Task:
Reproduce word for word the part of the forum thread about cats in heat that runs from "post #11 of" up to and including "the heat last?".

Supplied text:
I didn't bring up health risks because whats done is done and waiting this period was done on teh vets discretion. No need to get worried about it now.

Looking back at my post it seems I did phrase that a little wierd.
post #10 of 17
Quote:
Originally Posted by Jasper
I took her for her first shots two weeks ago and the vet said she wouldn't go into heat for another month or two. I had planned on getting her spayed way before then, it wasn't like I'm just letting her be in heat. She is only about 8 months old.
The vet probably said that because its wintertime and they don't usually go into heat this time of year. However your girl hadn't had a heat yet and that is a very reasonable age to have her first. Meeka was 7.5 months old with her first and many cats start at 6 months. Its to bad your vet didn't have you bring her in sooner.

Your male is old enough to mature so be cautious. Most likely even if he did mature at this age he would be infertile anyway but males can mature very young.
post #11 of 17
Quote:
Originally Posted by lunasmom
In anycase the friend's cat would get whiney every couple of months at 5 in the morning. My friend wound up having to keep the cat on valume for the first year after that to help relax the cat.
Wow I didn't read that part the first time. I would definitely question your friends vet. Cats getting up at 5am is normal and valium is pretty extreme and should only be used in extreme circumstances or only sporadically. I used valium for my cat when we had to do a 12 hour car ride move. I don't even think they do that anymore...
post #12 of 17
Quote:
Originally Posted by Jasper
How long does the heat last?
Its hard to tell. Keep the house darker than usual. It could be 3 days to 2 weeks. My girl lasted for 5 days this time.
post #13 of 17
Quote:
Originally Posted by SolarityBengals
Wow I didn't read that part the first time. I would definitely question your friends vet. Cats getting up at 5am is normal and valium is pretty extreme and should only be used in extreme circumstances or only sporadically. I used valium for my cat when we had to do a 12 hour car ride move. I don't even think they do that anymore...
Yea either my friend is confusing what the vet said or like i said the vet is a quack.
In anycase though this cat would wake up the whole apartment at 5 am by howling. The valium didn't help the howling.
There is some natural relaxers out there that contain valium from plants...I think its Homeopath? Anyhoo, the product says that its natural enough for humans to use as well. I guess if we're ever that stressed...
post #14 of 17
I have a friend who recently adopted a stray cat, and I told him he should take her to the vet for a checkup and to have her spayed. He did get her checked out and vaccinated, but he wasn't willing to bother with spaying, because "How do I know she's going to stay with me?"

Well. I told him about indoor vs. outdoor kitties and the number of kittens who suffer or are euthanized every year, etc., but he was unmoved. And then Leah went into heat and became incredibly affectionate toward him, and when I brought up spaying again, he said, "Why would I do that? She's so much FUN this way!"

AAAUUUGGGGGHHHHHHHH!!!!!!!

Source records
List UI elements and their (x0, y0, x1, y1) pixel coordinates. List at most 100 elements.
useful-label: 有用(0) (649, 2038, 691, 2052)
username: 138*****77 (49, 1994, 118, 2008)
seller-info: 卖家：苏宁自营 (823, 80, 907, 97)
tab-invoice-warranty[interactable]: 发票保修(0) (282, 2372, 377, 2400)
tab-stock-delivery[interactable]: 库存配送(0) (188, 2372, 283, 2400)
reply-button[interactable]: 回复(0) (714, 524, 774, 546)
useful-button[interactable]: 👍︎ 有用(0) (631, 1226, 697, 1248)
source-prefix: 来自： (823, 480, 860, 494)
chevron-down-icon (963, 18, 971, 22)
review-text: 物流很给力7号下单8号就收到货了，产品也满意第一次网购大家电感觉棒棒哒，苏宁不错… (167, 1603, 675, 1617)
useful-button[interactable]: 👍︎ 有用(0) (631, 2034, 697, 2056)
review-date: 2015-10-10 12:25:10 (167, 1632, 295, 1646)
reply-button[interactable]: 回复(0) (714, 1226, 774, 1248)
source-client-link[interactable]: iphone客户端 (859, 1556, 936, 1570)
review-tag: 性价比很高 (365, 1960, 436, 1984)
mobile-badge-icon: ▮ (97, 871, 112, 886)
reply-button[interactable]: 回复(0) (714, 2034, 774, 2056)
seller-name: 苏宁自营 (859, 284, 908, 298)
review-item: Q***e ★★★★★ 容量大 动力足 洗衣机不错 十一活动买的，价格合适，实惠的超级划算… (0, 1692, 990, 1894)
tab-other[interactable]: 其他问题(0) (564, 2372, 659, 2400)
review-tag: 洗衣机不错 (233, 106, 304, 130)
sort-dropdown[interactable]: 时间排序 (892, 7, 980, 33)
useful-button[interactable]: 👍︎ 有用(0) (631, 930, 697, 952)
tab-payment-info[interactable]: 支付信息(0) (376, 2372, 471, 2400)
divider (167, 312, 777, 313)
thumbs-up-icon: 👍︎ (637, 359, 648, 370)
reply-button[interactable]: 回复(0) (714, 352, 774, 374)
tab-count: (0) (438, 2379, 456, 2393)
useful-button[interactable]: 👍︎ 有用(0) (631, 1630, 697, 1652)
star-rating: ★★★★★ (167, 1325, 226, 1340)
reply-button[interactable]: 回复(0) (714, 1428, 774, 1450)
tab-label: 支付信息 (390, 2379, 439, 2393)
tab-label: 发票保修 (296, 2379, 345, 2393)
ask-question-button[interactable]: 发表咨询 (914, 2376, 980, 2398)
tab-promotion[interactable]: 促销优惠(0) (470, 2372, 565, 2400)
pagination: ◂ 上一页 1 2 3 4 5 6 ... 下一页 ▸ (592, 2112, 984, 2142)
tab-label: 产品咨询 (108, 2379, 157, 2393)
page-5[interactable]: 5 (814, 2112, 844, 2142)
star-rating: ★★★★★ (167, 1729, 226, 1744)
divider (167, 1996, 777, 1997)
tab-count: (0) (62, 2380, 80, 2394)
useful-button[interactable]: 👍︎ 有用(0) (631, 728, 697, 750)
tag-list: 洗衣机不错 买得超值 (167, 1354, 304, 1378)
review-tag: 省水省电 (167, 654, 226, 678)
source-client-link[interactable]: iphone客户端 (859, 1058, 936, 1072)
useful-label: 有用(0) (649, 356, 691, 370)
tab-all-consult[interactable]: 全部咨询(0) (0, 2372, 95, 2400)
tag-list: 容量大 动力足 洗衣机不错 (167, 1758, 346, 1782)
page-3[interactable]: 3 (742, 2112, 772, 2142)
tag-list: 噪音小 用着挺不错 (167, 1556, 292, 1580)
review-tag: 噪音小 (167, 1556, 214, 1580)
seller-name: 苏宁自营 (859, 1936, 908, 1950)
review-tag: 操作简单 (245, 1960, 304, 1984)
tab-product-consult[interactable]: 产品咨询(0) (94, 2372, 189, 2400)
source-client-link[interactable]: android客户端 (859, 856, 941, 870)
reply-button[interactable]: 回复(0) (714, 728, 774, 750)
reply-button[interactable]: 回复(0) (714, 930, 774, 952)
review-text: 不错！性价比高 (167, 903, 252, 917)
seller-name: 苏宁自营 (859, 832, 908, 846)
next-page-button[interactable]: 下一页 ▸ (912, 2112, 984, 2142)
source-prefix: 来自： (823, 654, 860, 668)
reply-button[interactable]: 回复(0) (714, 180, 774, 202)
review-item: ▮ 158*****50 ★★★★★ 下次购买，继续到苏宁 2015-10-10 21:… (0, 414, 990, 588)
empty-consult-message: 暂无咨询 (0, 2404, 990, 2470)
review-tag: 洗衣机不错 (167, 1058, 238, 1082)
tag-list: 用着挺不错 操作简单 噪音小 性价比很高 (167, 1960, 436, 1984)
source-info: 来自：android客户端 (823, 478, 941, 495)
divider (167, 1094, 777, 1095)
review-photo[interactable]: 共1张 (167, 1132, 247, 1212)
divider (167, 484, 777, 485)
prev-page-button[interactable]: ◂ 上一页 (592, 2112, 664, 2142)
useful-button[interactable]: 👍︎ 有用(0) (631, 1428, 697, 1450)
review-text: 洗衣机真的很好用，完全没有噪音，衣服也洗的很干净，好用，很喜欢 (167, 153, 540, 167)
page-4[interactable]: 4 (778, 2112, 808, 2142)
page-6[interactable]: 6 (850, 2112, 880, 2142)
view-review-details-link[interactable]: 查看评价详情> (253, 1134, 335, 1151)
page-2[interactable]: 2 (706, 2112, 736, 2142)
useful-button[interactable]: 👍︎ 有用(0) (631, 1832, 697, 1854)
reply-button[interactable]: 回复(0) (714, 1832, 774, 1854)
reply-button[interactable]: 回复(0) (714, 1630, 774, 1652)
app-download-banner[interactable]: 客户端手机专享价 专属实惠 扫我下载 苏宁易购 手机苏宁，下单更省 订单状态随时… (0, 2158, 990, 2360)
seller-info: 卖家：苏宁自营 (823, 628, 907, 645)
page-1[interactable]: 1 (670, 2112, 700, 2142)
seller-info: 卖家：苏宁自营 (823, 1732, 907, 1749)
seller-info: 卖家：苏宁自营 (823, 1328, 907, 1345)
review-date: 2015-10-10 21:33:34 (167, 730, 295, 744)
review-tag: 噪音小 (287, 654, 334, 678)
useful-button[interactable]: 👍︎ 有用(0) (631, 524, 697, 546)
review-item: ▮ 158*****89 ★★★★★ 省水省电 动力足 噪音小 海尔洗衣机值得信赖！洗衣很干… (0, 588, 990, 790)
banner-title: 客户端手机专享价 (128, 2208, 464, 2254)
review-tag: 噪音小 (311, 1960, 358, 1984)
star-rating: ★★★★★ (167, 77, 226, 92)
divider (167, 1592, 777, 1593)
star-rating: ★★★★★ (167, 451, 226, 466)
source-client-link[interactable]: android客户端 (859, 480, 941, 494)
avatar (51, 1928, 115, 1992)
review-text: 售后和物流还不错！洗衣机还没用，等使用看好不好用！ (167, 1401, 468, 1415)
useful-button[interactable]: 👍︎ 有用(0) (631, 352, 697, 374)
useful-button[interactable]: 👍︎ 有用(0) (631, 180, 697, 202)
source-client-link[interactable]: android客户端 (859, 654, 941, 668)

Output for this exercise:
post #11 of 17
Quote:
Originally Posted by lunasmom
In anycase the friend's cat would get whiney every couple of months at 5 in the morning. My friend wound up having to keep the cat on valume for the first year after that to help relax the cat.
Wow I didn't read that part the first time. I would definitely question your friends vet. Cats getting up at 5am is normal and valium is pretty extreme and should only be used in extreme circumstances or only sporadically. I used valium for my cat when we had to do a 12 hour car ride move. I don't even think they do that anymore...
post #12 of 17
Quote:
Originally Posted by Jasper
How long does the heat last?